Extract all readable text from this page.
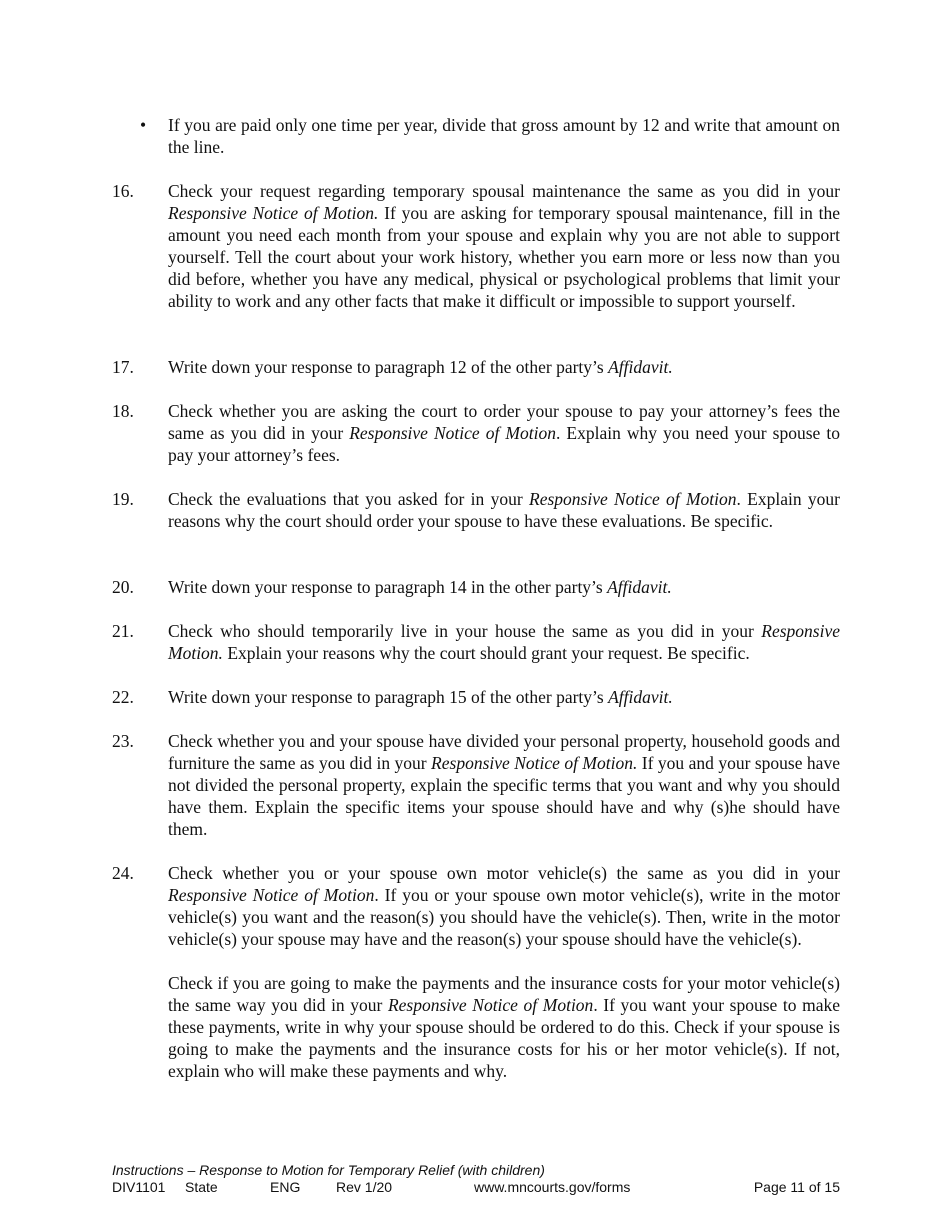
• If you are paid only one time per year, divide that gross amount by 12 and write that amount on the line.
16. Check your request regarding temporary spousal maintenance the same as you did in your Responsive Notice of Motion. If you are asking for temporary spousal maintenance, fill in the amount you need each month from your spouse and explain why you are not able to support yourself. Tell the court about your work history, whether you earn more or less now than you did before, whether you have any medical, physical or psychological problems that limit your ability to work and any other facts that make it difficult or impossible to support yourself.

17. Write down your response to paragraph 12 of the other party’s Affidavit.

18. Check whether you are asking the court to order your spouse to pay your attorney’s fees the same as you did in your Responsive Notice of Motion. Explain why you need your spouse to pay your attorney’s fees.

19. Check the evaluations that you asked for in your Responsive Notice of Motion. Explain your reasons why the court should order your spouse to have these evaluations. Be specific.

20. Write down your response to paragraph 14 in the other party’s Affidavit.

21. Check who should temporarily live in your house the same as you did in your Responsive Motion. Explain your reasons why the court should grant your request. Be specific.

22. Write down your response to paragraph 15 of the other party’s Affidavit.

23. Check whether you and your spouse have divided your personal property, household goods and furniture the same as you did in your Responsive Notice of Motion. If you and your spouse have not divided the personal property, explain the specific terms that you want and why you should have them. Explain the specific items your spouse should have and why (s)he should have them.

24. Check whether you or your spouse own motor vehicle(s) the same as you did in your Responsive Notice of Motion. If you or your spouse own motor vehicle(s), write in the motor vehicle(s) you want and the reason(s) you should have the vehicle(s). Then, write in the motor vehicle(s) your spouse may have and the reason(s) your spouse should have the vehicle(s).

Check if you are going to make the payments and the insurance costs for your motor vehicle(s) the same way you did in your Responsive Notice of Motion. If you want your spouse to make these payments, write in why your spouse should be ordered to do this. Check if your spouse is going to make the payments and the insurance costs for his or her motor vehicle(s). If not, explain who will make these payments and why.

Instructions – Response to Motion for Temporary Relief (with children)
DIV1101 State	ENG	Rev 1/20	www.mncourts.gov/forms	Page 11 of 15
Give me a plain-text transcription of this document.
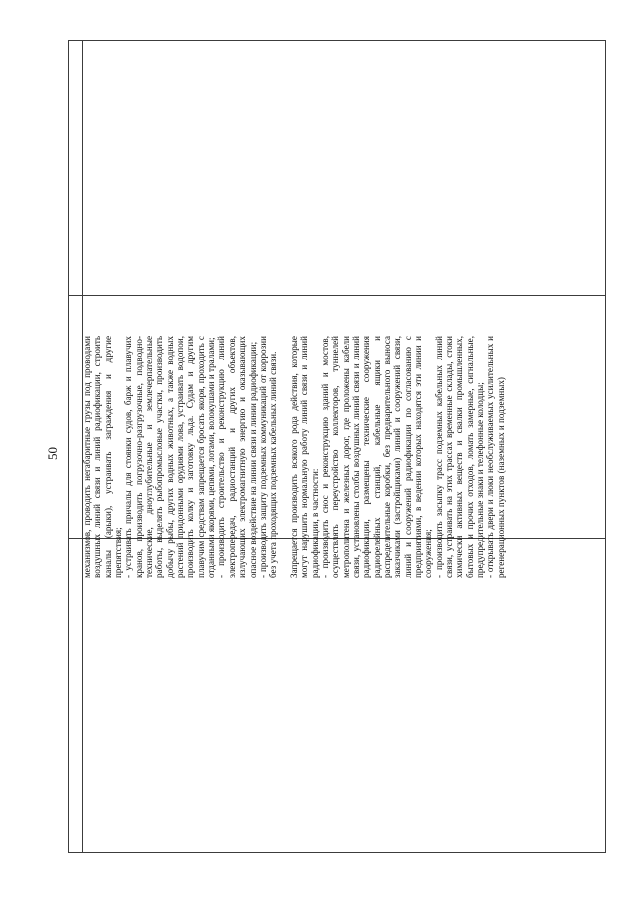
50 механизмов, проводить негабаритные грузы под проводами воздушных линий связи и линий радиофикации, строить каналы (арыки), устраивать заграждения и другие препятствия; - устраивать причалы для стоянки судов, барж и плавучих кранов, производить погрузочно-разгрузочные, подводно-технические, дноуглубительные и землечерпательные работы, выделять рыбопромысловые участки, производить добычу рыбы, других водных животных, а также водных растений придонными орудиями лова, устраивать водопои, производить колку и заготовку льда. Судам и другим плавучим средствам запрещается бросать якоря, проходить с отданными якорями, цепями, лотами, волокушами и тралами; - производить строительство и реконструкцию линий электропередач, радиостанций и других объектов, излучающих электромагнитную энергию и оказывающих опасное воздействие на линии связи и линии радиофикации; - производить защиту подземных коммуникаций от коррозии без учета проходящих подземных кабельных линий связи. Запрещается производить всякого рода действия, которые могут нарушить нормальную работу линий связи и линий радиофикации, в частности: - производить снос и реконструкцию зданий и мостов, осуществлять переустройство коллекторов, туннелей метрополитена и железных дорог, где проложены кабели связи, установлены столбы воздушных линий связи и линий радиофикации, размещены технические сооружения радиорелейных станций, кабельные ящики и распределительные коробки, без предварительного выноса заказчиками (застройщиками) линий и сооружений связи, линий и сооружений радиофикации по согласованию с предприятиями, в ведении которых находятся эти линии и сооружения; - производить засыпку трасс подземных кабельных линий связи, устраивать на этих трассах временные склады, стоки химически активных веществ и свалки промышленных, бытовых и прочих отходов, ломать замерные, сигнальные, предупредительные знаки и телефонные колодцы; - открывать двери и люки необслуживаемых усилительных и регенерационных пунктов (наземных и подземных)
....................
## EXERCISE
List each line holding the string "paragraph".

## TASK RESULT
17. Write down your response to paragraph 12 of the other party’s Affidavit.
20. Write down your response to paragraph 14 in the other party’s Affidavit.
22. Write down your response to paragraph 15 of the other party’s Affidavit.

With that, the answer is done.